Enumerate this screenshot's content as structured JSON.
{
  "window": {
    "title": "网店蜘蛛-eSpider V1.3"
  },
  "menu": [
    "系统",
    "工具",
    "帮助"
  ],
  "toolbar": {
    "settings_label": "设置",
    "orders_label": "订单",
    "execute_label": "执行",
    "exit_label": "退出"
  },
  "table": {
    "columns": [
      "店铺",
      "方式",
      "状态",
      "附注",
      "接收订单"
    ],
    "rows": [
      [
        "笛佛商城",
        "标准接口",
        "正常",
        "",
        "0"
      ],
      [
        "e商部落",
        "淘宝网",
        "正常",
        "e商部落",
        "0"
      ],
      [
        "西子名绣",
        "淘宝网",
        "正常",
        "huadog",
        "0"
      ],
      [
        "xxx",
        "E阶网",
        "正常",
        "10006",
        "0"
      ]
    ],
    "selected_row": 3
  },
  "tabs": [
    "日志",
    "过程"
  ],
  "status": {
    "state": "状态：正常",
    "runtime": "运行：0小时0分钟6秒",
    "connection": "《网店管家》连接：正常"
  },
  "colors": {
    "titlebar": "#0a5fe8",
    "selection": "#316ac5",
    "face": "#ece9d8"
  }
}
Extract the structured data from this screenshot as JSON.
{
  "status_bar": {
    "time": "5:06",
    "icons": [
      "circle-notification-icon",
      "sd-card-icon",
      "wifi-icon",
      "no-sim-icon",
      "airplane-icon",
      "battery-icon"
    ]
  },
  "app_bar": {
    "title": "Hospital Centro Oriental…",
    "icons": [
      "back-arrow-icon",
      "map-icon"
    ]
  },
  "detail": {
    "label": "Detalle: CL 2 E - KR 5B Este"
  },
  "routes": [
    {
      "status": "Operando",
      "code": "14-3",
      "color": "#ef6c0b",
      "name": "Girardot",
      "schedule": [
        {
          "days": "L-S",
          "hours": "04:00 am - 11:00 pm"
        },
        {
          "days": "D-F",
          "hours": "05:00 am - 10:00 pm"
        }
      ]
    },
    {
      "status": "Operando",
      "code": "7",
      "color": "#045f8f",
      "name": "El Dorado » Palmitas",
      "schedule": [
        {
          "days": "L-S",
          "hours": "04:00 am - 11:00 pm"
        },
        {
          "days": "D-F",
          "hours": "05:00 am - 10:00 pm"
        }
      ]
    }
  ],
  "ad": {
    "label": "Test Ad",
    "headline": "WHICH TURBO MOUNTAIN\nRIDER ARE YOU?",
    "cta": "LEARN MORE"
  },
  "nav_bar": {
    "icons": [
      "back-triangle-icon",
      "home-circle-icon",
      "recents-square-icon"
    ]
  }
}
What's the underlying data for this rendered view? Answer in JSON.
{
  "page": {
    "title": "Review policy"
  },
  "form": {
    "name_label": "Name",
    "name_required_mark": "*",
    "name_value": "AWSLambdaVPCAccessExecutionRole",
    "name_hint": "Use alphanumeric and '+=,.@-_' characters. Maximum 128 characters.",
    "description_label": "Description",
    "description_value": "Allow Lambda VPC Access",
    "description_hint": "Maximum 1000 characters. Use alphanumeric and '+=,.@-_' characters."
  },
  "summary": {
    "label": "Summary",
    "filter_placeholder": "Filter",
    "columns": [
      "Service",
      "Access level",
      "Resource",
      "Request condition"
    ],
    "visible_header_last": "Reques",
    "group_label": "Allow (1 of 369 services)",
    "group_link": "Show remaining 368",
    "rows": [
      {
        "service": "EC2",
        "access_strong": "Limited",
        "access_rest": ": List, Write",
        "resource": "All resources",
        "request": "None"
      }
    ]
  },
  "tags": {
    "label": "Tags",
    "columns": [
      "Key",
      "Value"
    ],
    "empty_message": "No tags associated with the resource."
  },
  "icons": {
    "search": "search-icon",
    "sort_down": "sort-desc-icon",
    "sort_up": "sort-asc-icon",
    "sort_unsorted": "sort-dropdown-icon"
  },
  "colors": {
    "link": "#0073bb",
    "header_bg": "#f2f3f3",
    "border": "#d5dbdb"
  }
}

▸ **EXERCISE**
From the listing above, copy every line that includes the word "characters".

▸ **EXERCISE OUTPUT**
    "name_hint": "Use alphanumeric and '+=,.@-_' characters. Maximum 128 characters.",
    "description_hint": "Maximum 1000 characters. Use alphanumeric and '+=,.@-_' characters."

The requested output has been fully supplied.